**SUPPLIED MATERIAL**
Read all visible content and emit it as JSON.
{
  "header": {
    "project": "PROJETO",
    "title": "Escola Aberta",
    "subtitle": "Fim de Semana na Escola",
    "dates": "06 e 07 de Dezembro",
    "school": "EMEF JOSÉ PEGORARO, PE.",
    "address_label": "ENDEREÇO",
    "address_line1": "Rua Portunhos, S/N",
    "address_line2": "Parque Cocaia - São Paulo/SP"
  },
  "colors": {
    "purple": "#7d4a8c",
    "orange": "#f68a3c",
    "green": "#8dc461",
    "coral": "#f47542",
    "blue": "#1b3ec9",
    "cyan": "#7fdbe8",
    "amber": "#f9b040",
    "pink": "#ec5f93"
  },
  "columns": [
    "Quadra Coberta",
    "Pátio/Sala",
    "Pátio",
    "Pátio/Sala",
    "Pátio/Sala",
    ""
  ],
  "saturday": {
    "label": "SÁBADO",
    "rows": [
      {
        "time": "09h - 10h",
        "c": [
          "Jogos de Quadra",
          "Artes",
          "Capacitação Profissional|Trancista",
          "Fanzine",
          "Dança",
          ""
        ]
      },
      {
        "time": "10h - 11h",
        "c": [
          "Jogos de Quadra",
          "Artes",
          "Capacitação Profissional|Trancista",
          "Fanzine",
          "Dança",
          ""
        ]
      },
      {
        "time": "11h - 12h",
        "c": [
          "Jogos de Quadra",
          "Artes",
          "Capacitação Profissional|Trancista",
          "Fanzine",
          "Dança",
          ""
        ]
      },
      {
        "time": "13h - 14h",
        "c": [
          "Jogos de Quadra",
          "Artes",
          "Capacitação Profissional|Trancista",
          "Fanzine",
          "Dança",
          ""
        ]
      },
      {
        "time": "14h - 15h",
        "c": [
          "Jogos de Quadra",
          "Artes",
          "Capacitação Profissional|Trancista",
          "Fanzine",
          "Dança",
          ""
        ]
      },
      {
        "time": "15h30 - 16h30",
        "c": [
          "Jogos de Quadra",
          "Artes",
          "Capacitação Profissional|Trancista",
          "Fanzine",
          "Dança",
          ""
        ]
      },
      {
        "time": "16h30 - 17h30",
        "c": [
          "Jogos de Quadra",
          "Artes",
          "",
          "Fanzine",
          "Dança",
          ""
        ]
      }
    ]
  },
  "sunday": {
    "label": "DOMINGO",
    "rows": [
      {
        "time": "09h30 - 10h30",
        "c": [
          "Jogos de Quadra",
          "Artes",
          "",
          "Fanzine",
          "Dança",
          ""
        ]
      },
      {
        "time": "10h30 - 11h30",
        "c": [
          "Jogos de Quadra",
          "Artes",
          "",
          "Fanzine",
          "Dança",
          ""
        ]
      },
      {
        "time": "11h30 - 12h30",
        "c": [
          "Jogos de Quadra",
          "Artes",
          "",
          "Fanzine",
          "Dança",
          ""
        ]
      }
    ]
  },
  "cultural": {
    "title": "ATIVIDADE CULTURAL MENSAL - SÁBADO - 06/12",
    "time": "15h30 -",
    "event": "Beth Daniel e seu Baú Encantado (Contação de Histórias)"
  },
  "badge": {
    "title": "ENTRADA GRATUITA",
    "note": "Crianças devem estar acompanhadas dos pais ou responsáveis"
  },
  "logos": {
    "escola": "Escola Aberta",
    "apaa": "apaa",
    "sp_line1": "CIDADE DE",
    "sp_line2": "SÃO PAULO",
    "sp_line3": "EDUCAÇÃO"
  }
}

**TASK DETAILS**
Tell how many lines of the material above hold "Escola", answering with a bare number.

**SOLUTION**
3